%%

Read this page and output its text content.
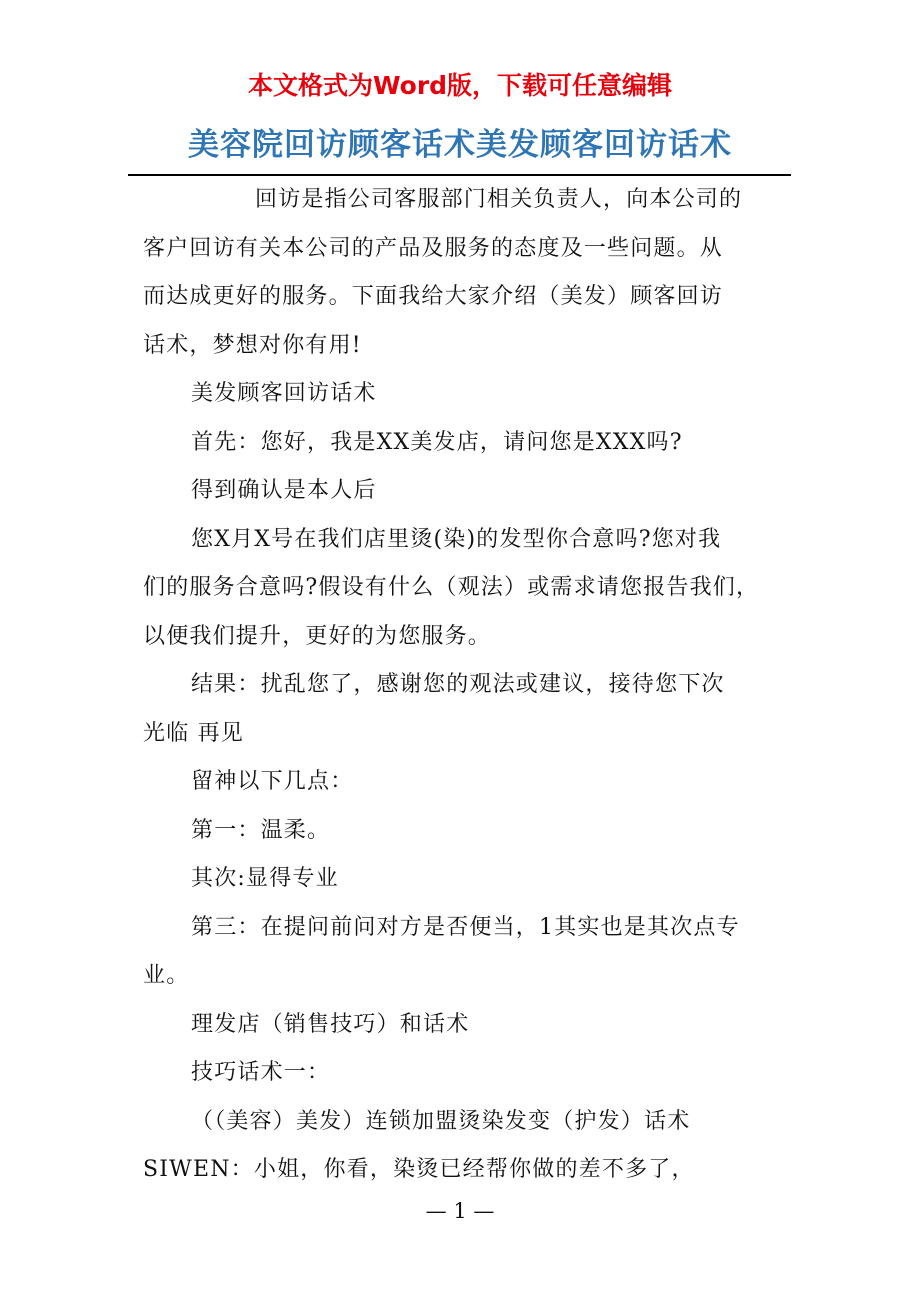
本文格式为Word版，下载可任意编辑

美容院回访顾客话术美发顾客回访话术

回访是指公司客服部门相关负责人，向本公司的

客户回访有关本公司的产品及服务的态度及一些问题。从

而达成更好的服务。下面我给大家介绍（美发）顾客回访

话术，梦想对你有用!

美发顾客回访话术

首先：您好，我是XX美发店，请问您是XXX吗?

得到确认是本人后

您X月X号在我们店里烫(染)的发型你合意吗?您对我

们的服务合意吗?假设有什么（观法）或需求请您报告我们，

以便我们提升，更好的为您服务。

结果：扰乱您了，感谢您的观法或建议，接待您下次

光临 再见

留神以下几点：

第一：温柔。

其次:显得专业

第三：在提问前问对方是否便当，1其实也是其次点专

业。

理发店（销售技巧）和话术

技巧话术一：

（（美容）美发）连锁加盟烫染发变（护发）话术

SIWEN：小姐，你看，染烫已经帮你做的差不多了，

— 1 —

%%

Instructions for the task: Extract the full listing exactly, with the pictures left out.

Reply:
Read this page and output its text content.
本文格式为Word版，下载可任意编辑

美容院回访顾客话术美发顾客回访话术

回访是指公司客服部门相关负责人，向本公司的

客户回访有关本公司的产品及服务的态度及一些问题。从

而达成更好的服务。下面我给大家介绍（美发）顾客回访

话术，梦想对你有用!

美发顾客回访话术

首先：您好，我是XX美发店，请问您是XXX吗?

得到确认是本人后

您X月X号在我们店里烫(染)的发型你合意吗?您对我

们的服务合意吗?假设有什么（观法）或需求请您报告我们，

以便我们提升，更好的为您服务。

结果：扰乱您了，感谢您的观法或建议，接待您下次

光临 再见

留神以下几点：

第一：温柔。

其次:显得专业

第三：在提问前问对方是否便当，1其实也是其次点专

业。

理发店（销售技巧）和话术

技巧话术一：

（（美容）美发）连锁加盟烫染发变（护发）话术

SIWEN：小姐，你看，染烫已经帮你做的差不多了，

— 1 —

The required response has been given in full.